▼

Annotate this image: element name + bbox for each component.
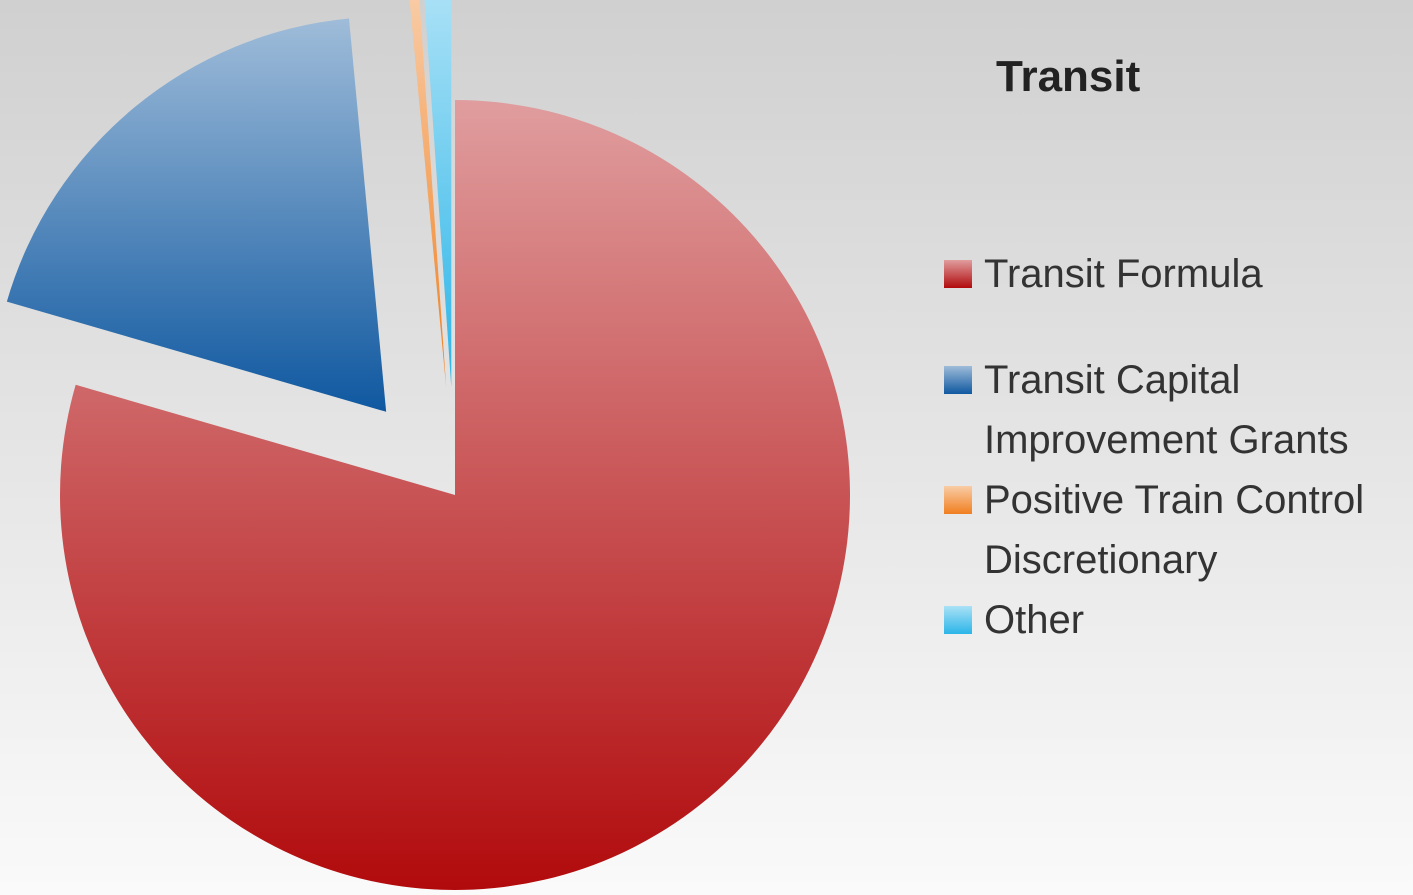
legend-label: Other — [984, 598, 1085, 642]
legend-label: Transit Formula — [984, 252, 1263, 296]
pie-slice — [6, 18, 387, 412]
chart-title: Transit — [996, 52, 1141, 101]
legend-swatch — [944, 486, 972, 514]
legend-label: Transit Capital Improvement Grants — [984, 358, 1349, 462]
legend-item: Transit Capital Improvement Grants — [944, 350, 1409, 470]
legend-item: Transit Formula — [944, 244, 1409, 304]
legend-label: Positive Train Control Discretionary — [984, 478, 1365, 582]
legend-swatch — [944, 260, 972, 288]
legend-item: Positive Train Control Discretionary — [944, 470, 1409, 590]
pie-slice — [424, 0, 452, 388]
legend-swatch — [944, 366, 972, 394]
legend: Transit Formula Transit Capital Improveme… — [944, 244, 1409, 650]
legend-item: Other — [944, 590, 1409, 650]
legend-swatch — [944, 606, 972, 634]
pie-slice — [59, 100, 850, 890]
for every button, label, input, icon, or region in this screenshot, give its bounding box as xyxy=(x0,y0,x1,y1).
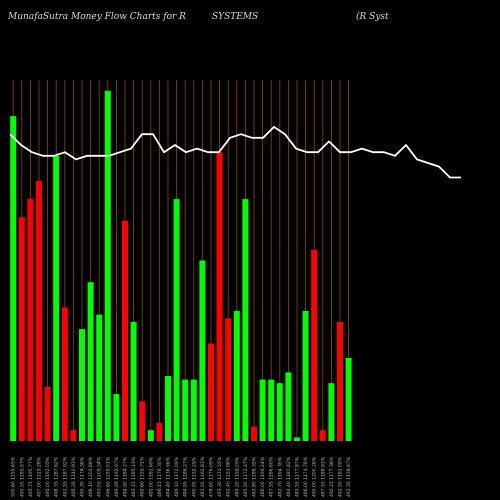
bar xyxy=(208,343,214,441)
bar xyxy=(156,422,163,441)
bar xyxy=(147,430,154,441)
x-tick-label: 486.00 1194.24% xyxy=(260,456,266,497)
bar xyxy=(61,307,68,441)
x-tick-label: 495.75 1195.77% xyxy=(28,456,34,497)
bar xyxy=(302,311,309,441)
x-tick-label: 482.70 1194.30% xyxy=(277,456,283,497)
x-tick-label: 484.95 1186.27% xyxy=(183,456,189,497)
chart-header-left: MunafaSutra Money Flow Charts for R xyxy=(8,12,186,22)
x-tick-label: 490.30 1174.36% xyxy=(80,456,86,497)
x-tick-label: 484.90 1184.27% xyxy=(123,456,129,497)
bar xyxy=(268,379,275,441)
bar xyxy=(130,321,137,441)
bar xyxy=(96,314,103,441)
bar xyxy=(104,90,111,442)
x-tick-label: 493.30 1231.55% xyxy=(217,456,223,497)
x-tick-label: 490.55 1185.97% xyxy=(19,456,25,497)
bar xyxy=(165,376,171,441)
bar xyxy=(199,260,206,441)
x-tick-label: 487.55 1186.60% xyxy=(269,456,275,497)
bar xyxy=(225,318,232,441)
x-tick-label: 486.15 1176.30% xyxy=(157,456,163,497)
bar xyxy=(259,379,266,441)
x-tick-label: 483.80 1188.35% xyxy=(252,456,258,497)
chart-header-symbol: SYSTEMS xyxy=(212,12,259,22)
x-tick-label: 483.15 1185.13% xyxy=(131,456,137,497)
bar xyxy=(251,426,257,441)
x-tick-label: 489.10 1172.09% xyxy=(174,456,180,497)
x-tick-label: 487.55 1188.91% xyxy=(320,456,326,497)
line-series xyxy=(9,126,461,179)
x-tick-label: 485.60 1155.71% xyxy=(140,456,146,497)
x-tick-label: 485.00 1182.69% xyxy=(148,456,154,497)
x-tick-label: 496.60 1259.01% xyxy=(105,456,111,497)
x-tick-label: 480.95 1152.25% xyxy=(191,456,197,497)
bar xyxy=(337,321,343,441)
bar xyxy=(285,372,292,441)
x-tick-label: 489.20 1199.29% xyxy=(234,456,240,497)
x-tick-label: 500.60 1259.65% xyxy=(11,456,17,497)
money-flow-line xyxy=(9,126,461,179)
bar xyxy=(311,249,318,441)
bar xyxy=(36,181,42,441)
bar xyxy=(79,329,85,441)
bar xyxy=(87,282,94,441)
bar xyxy=(53,155,60,442)
x-tick-label: 485.50 1172.47% xyxy=(243,456,249,497)
x-tick-label: 485.55 1177.87% xyxy=(295,456,301,497)
bar-series xyxy=(10,90,352,442)
x-tick-label: 491.40 1151.96% xyxy=(226,456,232,497)
bar xyxy=(27,199,34,441)
bar xyxy=(44,386,51,441)
bar xyxy=(345,358,352,441)
bar xyxy=(233,311,240,441)
x-tick-labels: 500.60 1259.65% 490.55 1185.97% 495.75 119… xyxy=(11,456,352,497)
x-tick-label: 491.55 1187.92% xyxy=(62,456,68,497)
bar xyxy=(18,217,25,441)
bar xyxy=(216,152,223,441)
x-tick-label: 492.35 1138.97% xyxy=(346,456,352,497)
x-tick-label: 495.35 1140.93% xyxy=(71,456,77,497)
bar xyxy=(294,437,300,441)
x-tick-label: 490.00 1200.26% xyxy=(312,456,318,497)
x-tick-label: 478.60 1176.09% xyxy=(209,456,215,497)
x-tick-label: 486.00 1174.78% xyxy=(303,456,309,497)
x-tick-label: 496.10 1202.88% xyxy=(88,456,94,497)
bar xyxy=(276,383,283,441)
x-tick-label: 484.40 1187.82% xyxy=(286,456,292,497)
bar xyxy=(182,379,189,441)
bar xyxy=(122,220,128,441)
bar xyxy=(70,430,77,441)
x-tick-label: 498.35 1287.62% xyxy=(54,456,60,497)
x-tick-label: 493.05 1205.34% xyxy=(97,456,103,497)
bar xyxy=(113,394,120,441)
bar xyxy=(10,116,17,441)
x-tick-label: 497.00 1225.28% xyxy=(37,456,43,497)
x-tick-label: 481.55 1162.83% xyxy=(200,456,206,497)
x-tick-label: 489.95 1192.97% xyxy=(114,456,120,497)
bar xyxy=(139,401,146,441)
x-tick-label: 495.00 1192.05% xyxy=(45,456,51,497)
x-tick-label: 484.40 1136.96% xyxy=(166,456,172,497)
chart-header-right: (R Syst xyxy=(356,12,389,22)
x-tick-label: 490.25 1177.36% xyxy=(329,456,335,497)
bar xyxy=(319,430,326,441)
bar xyxy=(242,199,249,441)
bar xyxy=(328,383,335,441)
bar xyxy=(190,379,197,441)
bar xyxy=(173,199,180,441)
x-tick-label: 491.50 1182.09% xyxy=(338,456,344,497)
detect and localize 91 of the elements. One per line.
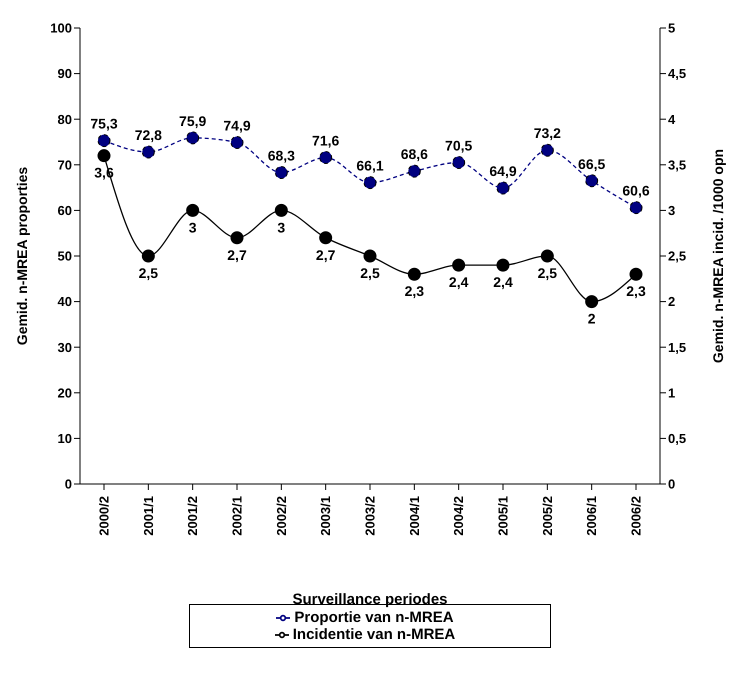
data-label: 2,5 — [360, 265, 380, 281]
data-label: 71,6 — [312, 132, 340, 149]
point — [319, 231, 332, 244]
y-tick-label: 50 — [58, 248, 72, 264]
point — [452, 156, 466, 170]
data-label: 74,9 — [223, 117, 251, 134]
point — [630, 201, 642, 214]
data-label: 2 — [588, 310, 596, 327]
point — [186, 131, 200, 144]
point — [364, 250, 376, 262]
y2-tick-label: 3,5 — [668, 157, 686, 172]
point — [274, 166, 288, 180]
data-label: 2,4 — [493, 274, 513, 290]
point — [186, 204, 200, 217]
data-label: 70,5 — [445, 138, 473, 154]
x-tick-label: 2001/1 — [140, 496, 156, 536]
y2-tick-label: 3 — [668, 203, 676, 218]
x-tick-label: 2005/1 — [496, 496, 510, 536]
data-label: 3 — [188, 219, 197, 236]
x-tick-label: 2002/1 — [230, 496, 244, 536]
data-label: 2,5 — [538, 265, 558, 281]
point — [274, 204, 288, 217]
point — [452, 258, 466, 272]
data-label: 66,1 — [356, 158, 384, 174]
data-label: 75,3 — [90, 116, 118, 132]
x-axis-title: Surveillance periodes — [292, 591, 448, 608]
y-tick-label: 20 — [58, 385, 72, 400]
point — [630, 268, 642, 281]
y-tick-label: 60 — [58, 203, 72, 218]
point — [496, 182, 510, 195]
y-tick-label: 0 — [64, 476, 72, 492]
data-label: 68,3 — [268, 148, 296, 164]
y-tick-label: 100 — [50, 20, 72, 36]
data-label: 60,6 — [622, 182, 650, 199]
x-tick-label: 2000/2 — [96, 496, 112, 536]
x-tick-label: 2001/2 — [185, 496, 200, 536]
x-tick-label: 2006/1 — [584, 496, 600, 536]
y-tick-label: 10 — [58, 431, 72, 446]
data-label: 3 — [277, 219, 286, 236]
y2-tick-label: 0 — [668, 476, 676, 492]
point — [98, 149, 110, 162]
data-label: 75,9 — [179, 112, 207, 129]
y-tick-label: 30 — [58, 340, 72, 355]
data-label: 72,8 — [134, 127, 162, 144]
y-tick-label: 70 — [58, 157, 72, 172]
y2-tick-label: 1,5 — [668, 340, 686, 355]
data-label: 73,2 — [534, 125, 562, 142]
data-label: 64,9 — [489, 163, 517, 180]
y2-tick-label: 4 — [668, 112, 676, 127]
point — [540, 250, 554, 262]
y2-tick-label: 5 — [668, 20, 676, 36]
x-tick-label: 2005/2 — [540, 496, 555, 536]
point — [408, 268, 421, 281]
x-tick-label: 2003/2 — [362, 496, 378, 536]
y-tick-label: 80 — [58, 112, 72, 127]
x-tick-label: 2004/1 — [406, 496, 422, 536]
y2-tick-label: 2,5 — [668, 248, 686, 264]
x-tick-label: 2006/2 — [628, 496, 644, 536]
point — [142, 250, 155, 262]
data-label: 2,3 — [626, 283, 646, 300]
data-label: 66,5 — [578, 156, 606, 172]
y2-tick-label: 0,5 — [668, 431, 686, 446]
point — [319, 151, 332, 164]
data-label: 68,6 — [400, 146, 428, 162]
y2-axis-title: Gemid. n-MREA incid. /1000 opn — [710, 148, 726, 364]
point — [496, 258, 510, 272]
point — [585, 174, 598, 188]
y2-tick-label: 2 — [668, 294, 676, 310]
legend-label: Proportie van n-MREA — [294, 609, 454, 626]
y2-tick-label: 4,5 — [668, 66, 686, 82]
point — [408, 164, 421, 178]
point — [230, 231, 244, 244]
point — [585, 295, 598, 308]
data-label: 2,3 — [404, 283, 424, 300]
x-tick-label: 2004/2 — [451, 496, 466, 536]
point — [364, 176, 376, 190]
x-tick-label: 2002/2 — [274, 496, 289, 536]
y-axis-title: Gemid. n-MREA proporties — [14, 166, 30, 346]
data-label: 2,4 — [448, 274, 469, 290]
point — [230, 136, 244, 149]
data-label: 2,7 — [316, 246, 336, 263]
y2-tick-label: 1 — [668, 385, 676, 400]
point — [540, 144, 554, 157]
point — [142, 146, 155, 159]
data-label: 2,7 — [227, 246, 247, 263]
point — [98, 134, 110, 148]
y-tick-label: 90 — [58, 66, 72, 82]
legend-label: Incidentie van n-MREA — [292, 626, 456, 643]
data-label: 2,5 — [138, 265, 158, 281]
x-tick-label: 2003/1 — [318, 496, 334, 536]
y-tick-label: 40 — [58, 294, 72, 310]
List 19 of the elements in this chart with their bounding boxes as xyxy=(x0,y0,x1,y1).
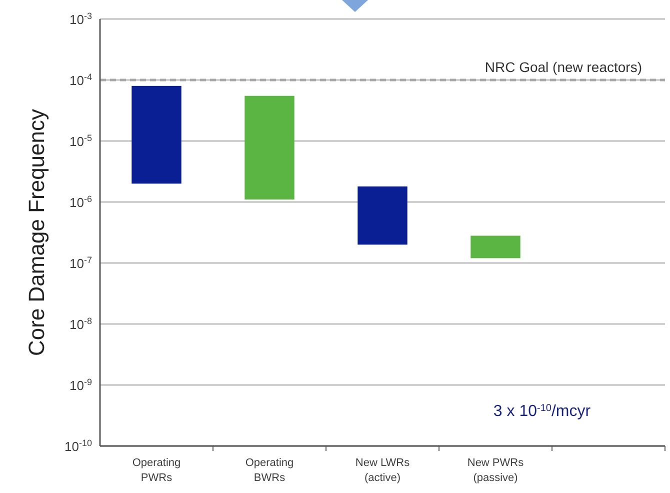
y-tick-label: 10$^{-5}$ xyxy=(70,133,92,149)
x-tick-label: New PWRs (passive) xyxy=(467,457,524,484)
bar xyxy=(132,86,182,184)
y-tick-label: 10$^{-6}$ xyxy=(70,194,92,210)
y-tick-label: 10$^{-3}$ xyxy=(70,11,92,27)
bar xyxy=(244,96,294,200)
y-tick-label: 10$^{-9}$ xyxy=(70,377,92,393)
y-axis-title: Core Damage Frequency xyxy=(24,108,49,356)
y-tick-label: 10$^{-8}$ xyxy=(70,316,92,332)
ref-line-label: NRC Goal (new reactors) xyxy=(484,59,642,75)
x-tick-label: Operating BWRs xyxy=(245,457,294,484)
y-tick-label: 10$^{-10}$ xyxy=(64,438,92,454)
y-tick-label: 10$^{-4}$ xyxy=(70,72,92,88)
annotation: 3 x 10$^{-10}$/mcyr xyxy=(493,402,592,420)
x-tick-label: Operating PWRs xyxy=(132,457,181,484)
bar xyxy=(358,186,408,245)
x-tick-label: New LWRs (active) xyxy=(355,457,410,484)
bar xyxy=(470,236,520,258)
y-tick-label: 10$^{-7}$ xyxy=(70,255,92,271)
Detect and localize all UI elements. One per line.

▲

* Problem to work on
Arrange the lines from the one containing "data-label: 2,5 — [360, 265, 380, 281]" through the one containing "x-tick-label: 2002/1 — [230, 496, 244, 536]", inclusive, as a numbered list, omitting any blank lines.

* Full solution
1. data-label: 2,5 — [360, 265, 380, 281]
2. data-label: 71,6 — [312, 132, 340, 149]
3. point — [319, 231, 332, 244]
4. y-tick-label: 50 — [58, 248, 72, 264]
5. point — [452, 156, 466, 170]
6. data-label: 74,9 — [223, 117, 251, 134]
7. point — [630, 201, 642, 214]
8. data-label: 2 — [588, 310, 596, 327]
9. point — [186, 131, 200, 144]
10. point — [364, 250, 376, 262]
11. y2-tick-label: 3,5 — [668, 157, 686, 172]
12. point — [274, 166, 288, 180]
13. data-label: 2,4 — [493, 274, 513, 290]
14. point — [186, 204, 200, 217]
15. data-label: 70,5 — [445, 138, 473, 154]
16. x-tick-label: 2001/1 — [140, 496, 156, 536]
17. y2-tick-label: 3 — [668, 203, 676, 218]
18. x-tick-label: 2005/1 — [496, 496, 510, 536]
19. data-label: 3 — [188, 219, 197, 236]
20. x-tick-label: 2002/1 — [230, 496, 244, 536]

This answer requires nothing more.